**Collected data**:

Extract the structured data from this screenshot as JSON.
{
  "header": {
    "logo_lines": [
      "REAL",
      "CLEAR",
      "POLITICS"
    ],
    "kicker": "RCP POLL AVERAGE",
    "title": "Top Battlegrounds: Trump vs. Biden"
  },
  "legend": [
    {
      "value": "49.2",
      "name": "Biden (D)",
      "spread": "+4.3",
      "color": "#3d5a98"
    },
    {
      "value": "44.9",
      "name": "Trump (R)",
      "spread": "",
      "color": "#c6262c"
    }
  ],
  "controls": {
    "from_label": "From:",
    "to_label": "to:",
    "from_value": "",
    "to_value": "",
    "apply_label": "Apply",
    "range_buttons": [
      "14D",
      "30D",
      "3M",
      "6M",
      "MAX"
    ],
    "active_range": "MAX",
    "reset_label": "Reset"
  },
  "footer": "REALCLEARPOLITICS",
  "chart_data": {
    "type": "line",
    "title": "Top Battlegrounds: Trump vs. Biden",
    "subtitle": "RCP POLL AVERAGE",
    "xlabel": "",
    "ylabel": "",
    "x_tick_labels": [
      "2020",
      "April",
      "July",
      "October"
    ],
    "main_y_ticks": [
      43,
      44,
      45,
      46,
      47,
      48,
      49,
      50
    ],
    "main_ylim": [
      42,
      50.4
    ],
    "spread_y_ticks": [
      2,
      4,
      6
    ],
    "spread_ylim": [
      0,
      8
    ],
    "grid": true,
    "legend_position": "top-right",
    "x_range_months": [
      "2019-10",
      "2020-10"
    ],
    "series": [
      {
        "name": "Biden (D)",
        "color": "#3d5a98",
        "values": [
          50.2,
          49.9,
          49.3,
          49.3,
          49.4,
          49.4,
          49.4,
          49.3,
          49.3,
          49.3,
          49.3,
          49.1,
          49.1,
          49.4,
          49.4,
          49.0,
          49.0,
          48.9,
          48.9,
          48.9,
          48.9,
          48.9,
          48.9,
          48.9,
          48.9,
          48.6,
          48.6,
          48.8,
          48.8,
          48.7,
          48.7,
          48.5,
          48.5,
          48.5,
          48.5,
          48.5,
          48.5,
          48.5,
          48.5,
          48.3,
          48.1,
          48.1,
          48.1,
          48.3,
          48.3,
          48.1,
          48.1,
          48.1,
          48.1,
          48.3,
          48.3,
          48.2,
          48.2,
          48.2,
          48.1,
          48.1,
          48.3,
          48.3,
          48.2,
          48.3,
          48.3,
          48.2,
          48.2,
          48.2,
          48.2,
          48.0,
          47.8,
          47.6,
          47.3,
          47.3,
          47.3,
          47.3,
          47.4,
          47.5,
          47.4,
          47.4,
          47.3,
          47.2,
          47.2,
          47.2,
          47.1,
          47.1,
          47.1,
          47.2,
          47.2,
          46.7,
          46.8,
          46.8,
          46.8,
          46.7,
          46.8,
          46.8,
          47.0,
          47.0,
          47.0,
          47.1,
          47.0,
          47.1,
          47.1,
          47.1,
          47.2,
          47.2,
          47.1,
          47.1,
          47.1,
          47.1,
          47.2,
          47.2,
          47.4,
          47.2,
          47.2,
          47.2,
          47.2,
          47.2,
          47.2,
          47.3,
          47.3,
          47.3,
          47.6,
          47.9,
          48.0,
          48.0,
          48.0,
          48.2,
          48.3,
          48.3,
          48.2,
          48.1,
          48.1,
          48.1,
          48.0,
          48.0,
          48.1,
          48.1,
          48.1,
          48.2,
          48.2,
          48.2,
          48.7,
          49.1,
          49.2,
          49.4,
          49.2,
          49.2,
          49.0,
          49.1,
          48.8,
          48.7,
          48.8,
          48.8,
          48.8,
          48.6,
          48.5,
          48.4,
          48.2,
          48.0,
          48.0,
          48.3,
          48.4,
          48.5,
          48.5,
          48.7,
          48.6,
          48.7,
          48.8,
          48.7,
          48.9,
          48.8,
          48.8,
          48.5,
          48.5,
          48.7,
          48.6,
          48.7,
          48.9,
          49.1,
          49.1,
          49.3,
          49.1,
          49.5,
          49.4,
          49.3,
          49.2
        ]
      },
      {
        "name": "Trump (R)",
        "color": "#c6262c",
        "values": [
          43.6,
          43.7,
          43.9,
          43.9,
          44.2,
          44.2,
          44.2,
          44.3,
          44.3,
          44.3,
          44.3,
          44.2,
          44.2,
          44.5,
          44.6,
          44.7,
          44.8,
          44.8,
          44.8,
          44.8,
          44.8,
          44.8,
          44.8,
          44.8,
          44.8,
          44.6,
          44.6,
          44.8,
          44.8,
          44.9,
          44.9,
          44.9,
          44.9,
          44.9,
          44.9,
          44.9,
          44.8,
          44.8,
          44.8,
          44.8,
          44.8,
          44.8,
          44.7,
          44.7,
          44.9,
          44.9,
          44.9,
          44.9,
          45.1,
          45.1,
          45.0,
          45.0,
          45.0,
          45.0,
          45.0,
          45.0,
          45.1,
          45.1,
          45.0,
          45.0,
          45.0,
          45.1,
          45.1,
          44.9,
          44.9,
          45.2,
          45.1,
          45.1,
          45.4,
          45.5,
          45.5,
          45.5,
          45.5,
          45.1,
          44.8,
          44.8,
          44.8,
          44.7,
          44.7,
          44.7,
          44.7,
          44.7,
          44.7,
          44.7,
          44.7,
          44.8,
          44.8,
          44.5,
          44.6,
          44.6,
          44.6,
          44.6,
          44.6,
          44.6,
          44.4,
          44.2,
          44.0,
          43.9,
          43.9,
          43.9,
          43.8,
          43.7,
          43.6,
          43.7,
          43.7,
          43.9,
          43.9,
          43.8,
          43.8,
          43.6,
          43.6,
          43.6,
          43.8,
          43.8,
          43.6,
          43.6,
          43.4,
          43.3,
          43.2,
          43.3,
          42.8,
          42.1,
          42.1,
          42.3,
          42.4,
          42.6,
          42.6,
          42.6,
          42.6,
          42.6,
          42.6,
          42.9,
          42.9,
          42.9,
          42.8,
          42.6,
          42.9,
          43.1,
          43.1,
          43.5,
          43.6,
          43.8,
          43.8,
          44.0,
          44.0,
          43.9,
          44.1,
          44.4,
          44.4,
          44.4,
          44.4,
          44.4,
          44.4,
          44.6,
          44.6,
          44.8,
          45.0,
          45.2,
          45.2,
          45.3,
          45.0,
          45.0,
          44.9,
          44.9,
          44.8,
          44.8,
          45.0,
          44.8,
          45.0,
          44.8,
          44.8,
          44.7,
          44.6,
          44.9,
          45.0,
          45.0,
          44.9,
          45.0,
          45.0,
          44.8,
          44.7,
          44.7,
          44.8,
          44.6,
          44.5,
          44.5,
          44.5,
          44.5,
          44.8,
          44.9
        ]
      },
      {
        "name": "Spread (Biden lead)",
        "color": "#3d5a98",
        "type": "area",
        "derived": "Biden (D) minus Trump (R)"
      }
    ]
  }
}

**REQUIREMENT**: Reply with the number of lines in the material above that contain "Trump", and nothing more.

**EXPECTED ANSWER**: 5